### DIRECTIONS FOR THIS TASK
Using the entries that follow, collect the lines where the word "title" appears.

### INPUT

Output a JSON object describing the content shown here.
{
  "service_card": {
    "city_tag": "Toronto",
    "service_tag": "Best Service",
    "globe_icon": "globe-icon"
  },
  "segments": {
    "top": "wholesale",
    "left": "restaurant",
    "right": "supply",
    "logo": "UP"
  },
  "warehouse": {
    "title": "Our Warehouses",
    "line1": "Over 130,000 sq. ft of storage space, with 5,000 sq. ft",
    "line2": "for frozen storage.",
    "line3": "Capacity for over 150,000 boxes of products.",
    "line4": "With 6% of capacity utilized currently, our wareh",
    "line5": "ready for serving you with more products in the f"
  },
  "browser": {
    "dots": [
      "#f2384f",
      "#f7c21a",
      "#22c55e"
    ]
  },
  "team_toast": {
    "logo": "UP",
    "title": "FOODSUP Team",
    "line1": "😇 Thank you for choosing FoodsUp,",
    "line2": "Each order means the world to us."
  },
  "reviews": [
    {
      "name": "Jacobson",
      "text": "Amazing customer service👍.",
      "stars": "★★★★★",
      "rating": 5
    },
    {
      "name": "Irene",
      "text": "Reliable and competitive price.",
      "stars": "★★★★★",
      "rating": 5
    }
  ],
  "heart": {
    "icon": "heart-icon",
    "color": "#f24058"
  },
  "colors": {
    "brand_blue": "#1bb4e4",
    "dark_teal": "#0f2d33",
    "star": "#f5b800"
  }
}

--

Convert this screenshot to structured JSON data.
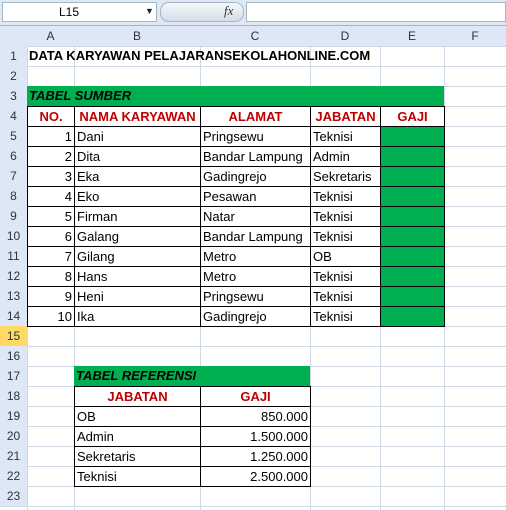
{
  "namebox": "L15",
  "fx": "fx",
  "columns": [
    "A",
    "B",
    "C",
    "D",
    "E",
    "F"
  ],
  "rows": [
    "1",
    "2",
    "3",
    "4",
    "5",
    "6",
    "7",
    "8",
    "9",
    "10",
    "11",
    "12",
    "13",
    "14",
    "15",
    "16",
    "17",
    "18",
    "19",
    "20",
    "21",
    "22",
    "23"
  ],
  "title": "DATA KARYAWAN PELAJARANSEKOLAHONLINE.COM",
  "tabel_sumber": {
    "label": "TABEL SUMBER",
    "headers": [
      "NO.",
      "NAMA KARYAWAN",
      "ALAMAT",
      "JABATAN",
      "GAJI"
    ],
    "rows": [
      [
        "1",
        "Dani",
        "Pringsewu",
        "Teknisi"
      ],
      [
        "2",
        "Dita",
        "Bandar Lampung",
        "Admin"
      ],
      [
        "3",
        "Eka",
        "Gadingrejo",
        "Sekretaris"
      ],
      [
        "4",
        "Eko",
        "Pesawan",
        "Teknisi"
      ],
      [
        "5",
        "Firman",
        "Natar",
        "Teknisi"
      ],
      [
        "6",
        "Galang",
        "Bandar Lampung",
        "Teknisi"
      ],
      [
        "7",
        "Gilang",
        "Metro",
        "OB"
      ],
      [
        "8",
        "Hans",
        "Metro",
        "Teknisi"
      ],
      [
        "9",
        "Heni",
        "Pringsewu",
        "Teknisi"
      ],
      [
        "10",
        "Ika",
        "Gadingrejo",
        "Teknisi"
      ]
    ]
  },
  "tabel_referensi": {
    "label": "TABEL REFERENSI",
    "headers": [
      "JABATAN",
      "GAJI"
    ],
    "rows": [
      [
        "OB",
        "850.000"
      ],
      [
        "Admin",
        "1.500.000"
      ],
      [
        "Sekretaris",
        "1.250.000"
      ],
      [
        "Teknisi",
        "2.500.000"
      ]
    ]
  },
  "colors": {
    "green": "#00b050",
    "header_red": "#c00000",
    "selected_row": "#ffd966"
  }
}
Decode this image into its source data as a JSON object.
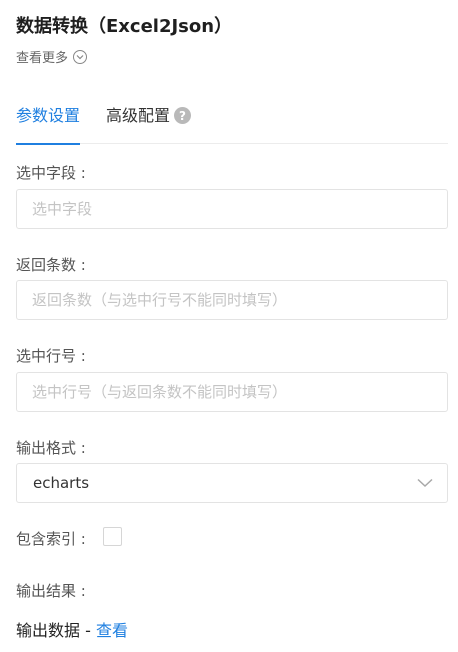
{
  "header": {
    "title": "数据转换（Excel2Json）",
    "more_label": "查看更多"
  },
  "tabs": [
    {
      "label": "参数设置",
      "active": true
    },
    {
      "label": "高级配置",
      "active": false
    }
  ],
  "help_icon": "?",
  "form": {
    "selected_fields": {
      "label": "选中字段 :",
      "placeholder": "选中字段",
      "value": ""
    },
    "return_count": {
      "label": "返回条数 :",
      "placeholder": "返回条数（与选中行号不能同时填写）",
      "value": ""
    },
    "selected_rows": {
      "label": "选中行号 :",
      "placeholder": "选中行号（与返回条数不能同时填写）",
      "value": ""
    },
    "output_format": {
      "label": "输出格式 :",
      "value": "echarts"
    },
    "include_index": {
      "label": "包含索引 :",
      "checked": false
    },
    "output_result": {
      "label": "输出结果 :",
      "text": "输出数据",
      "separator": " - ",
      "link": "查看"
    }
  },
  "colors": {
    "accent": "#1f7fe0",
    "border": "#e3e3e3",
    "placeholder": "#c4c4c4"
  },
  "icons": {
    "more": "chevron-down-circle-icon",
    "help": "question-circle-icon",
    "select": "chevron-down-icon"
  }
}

### REPLY
    "title": "Our Warehouses",
    "title": "FOODSUP Team",
  "title": "DATA KARYAWAN PELAJARANSEKOLAHONLINE.COM",
    "title": "数据转换（Excel2Json）",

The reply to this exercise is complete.